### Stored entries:
begin

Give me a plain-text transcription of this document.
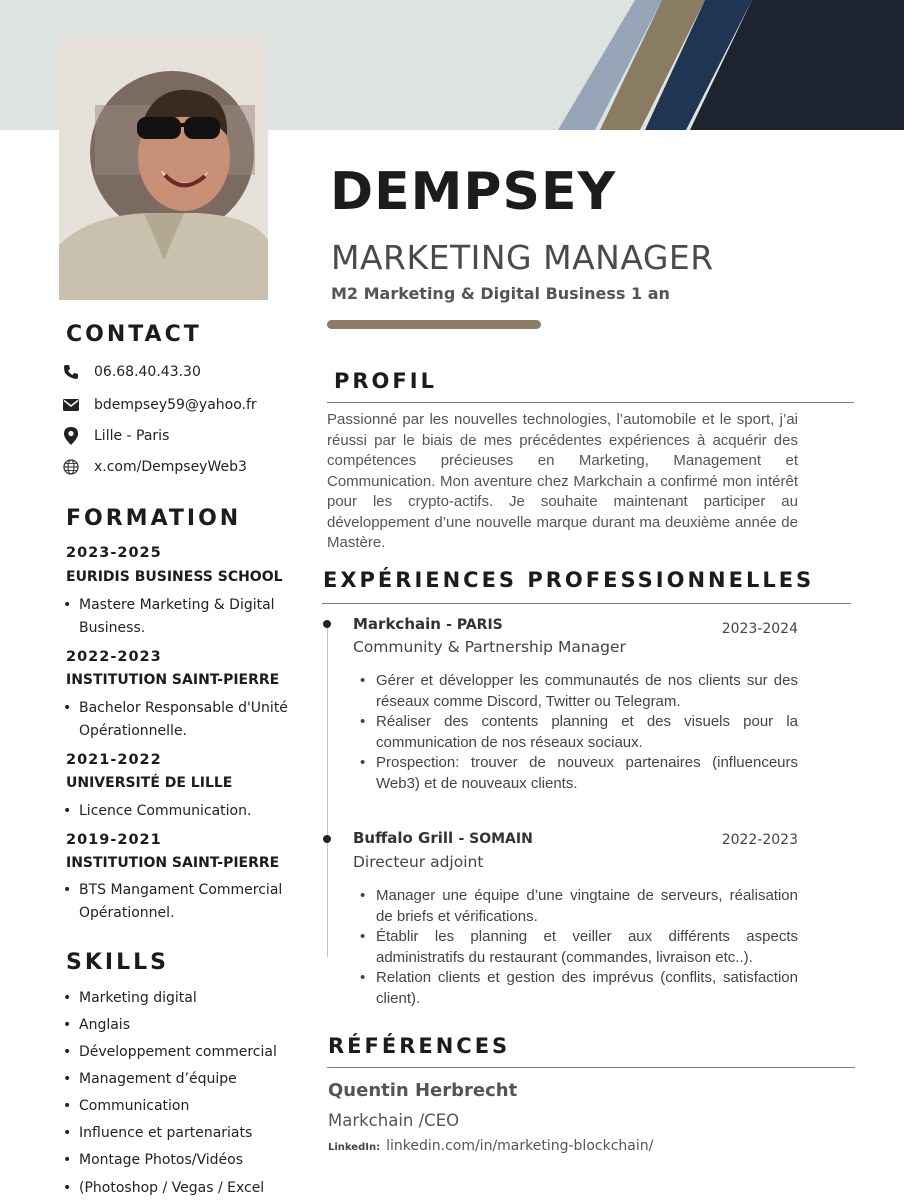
DEMPSEY
MARKETING MANAGER
M2 Marketing & Digital Business 1 an
CONTACT
06.68.40.43.30
bdempsey59@yahoo.fr
Lille - Paris
x.com/DempseyWeb3
FORMATION
2023-2025
EURIDIS BUSINESS SCHOOL
• Mastere Marketing & Digital Business.
2022-2023
INSTITUTION SAINT-PIERRE
• Bachelor Responsable d'Unité Opérationnelle.
2021-2022
UNIVERSITÉ DE LILLE
• Licence Communication.
2019-2021
INSTITUTION SAINT-PIERRE
• BTS Mangament Commercial Opérationnel.
SKILLS
• Marketing digital
• Anglais
• Développement commercial
• Management d’équipe
• Communication
• Influence et partenariats
• Montage Photos/Vidéos
• (Photoshop / Vegas / Excel
PROFIL
Passionné par les nouvelles technologies, l’automobile et le sport, j’ai réussi par le biais de mes précédentes expériences à acquérir des compétences précieuses en Marketing, Management et Communication. Mon aventure chez Markchain a confirmé mon intérêt pour les crypto-actifs. Je souhaite maintenant participer au développement d’une nouvelle marque durant ma deuxième année de Mastère.
EXPÉRIENCES PROFESSIONNELLES
Markchain - PARIS	2023-2024
Community & Partnership Manager
• Gérer et développer les communautés de nos clients sur des réseaux comme Discord, Twitter ou Telegram.
• Réaliser des contents planning et des visuels pour la communication de nos réseaux sociaux.
• Prospection: trouver de nouveux partenaires (influenceurs Web3) et de nouveaux clients.
Buffalo Grill - SOMAIN	2022-2023
Directeur adjoint
• Manager une équipe d’une vingtaine de serveurs, réalisation de briefs et vérifications.
• Établir les planning et veiller aux différents aspects administratifs du restaurant (commandes, livraison etc..).
• Relation clients et gestion des imprévus (conflits, satisfaction client).
RÉFÉRENCES
Quentin Herbrecht
Markchain /CEO
LinkedIn: linkedin.com/in/marketing-blockchain/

end

### AIM:
Copy each line of the listing that includes "planning".

### SOLUTION:
• Réaliser des contents planning et des visuels pour la communication de nos réseaux sociaux.
• Établir les planning et veiller aux différents aspects administratifs du restaurant (commandes, livraison etc..).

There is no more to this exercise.